Task statement: Copy out every record below, word for word.

Data for processing:
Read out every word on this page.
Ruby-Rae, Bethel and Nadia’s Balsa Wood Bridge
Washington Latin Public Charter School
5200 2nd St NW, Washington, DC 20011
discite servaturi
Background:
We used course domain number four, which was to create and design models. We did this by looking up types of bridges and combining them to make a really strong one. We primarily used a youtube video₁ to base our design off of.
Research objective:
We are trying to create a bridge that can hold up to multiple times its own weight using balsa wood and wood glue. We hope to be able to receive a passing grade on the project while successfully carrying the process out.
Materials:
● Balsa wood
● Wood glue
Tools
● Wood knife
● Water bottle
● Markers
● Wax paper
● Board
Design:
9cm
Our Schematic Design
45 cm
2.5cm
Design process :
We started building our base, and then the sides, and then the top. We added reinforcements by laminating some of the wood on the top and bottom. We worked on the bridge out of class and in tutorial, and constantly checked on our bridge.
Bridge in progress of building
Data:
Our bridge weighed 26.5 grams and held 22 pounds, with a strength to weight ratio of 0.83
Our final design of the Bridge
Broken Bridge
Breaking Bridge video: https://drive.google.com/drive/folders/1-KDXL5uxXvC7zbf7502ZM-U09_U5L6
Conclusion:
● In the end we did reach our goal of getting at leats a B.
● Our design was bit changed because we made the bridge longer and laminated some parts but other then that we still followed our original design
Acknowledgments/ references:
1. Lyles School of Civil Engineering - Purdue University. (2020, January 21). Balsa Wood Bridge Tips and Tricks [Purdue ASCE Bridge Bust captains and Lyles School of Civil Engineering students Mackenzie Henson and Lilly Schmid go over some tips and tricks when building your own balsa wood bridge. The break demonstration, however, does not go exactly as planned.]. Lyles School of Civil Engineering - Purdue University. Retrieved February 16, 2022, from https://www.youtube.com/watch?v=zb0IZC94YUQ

Response below:
Read out every word on this page.
Ruby-Rae, Bethel and Nadia’s Balsa Wood Bridge
Washington Latin Public Charter School
5200 2nd St NW, Washington, DC 20011
discite servaturi
Background:
We used course domain number four, which was to create and design models. We did this by looking up types of bridges and combining them to make a really strong one. We primarily used a youtube video₁ to base our design off of.
Research objective:
We are trying to create a bridge that can hold up to multiple times its own weight using balsa wood and wood glue. We hope to be able to receive a passing grade on the project while successfully carrying the process out.
Materials:
● Balsa wood
● Wood glue
Tools
● Wood knife
● Water bottle
● Markers
● Wax paper
● Board
Design:
9cm
Our Schematic Design
45 cm
2.5cm
Design process :
We started building our base, and then the sides, and then the top. We added reinforcements by laminating some of the wood on the top and bottom. We worked on the bridge out of class and in tutorial, and constantly checked on our bridge.
Bridge in progress of building
Data:
Our bridge weighed 26.5 grams and held 22 pounds, with a strength to weight ratio of 0.83
Our final design of the Bridge
Broken Bridge
Breaking Bridge video: https://drive.google.com/drive/folders/1-KDXL5uxXvC7zbf7502ZM-U09_U5L6
Conclusion:
● In the end we did reach our goal of getting at leats a B.
● Our design was bit changed because we made the bridge longer and laminated some parts but other then that we still followed our original design
Acknowledgments/ references:
1. Lyles School of Civil Engineering - Purdue University. (2020, January 21). Balsa Wood Bridge Tips and Tricks [Purdue ASCE Bridge Bust captains and Lyles School of Civil Engineering students Mackenzie Henson and Lilly Schmid go over some tips and tricks when building your own balsa wood bridge. The break demonstration, however, does not go exactly as planned.]. Lyles School of Civil Engineering - Purdue University. Retrieved February 16, 2022, from https://www.youtube.com/watch?v=zb0IZC94YUQ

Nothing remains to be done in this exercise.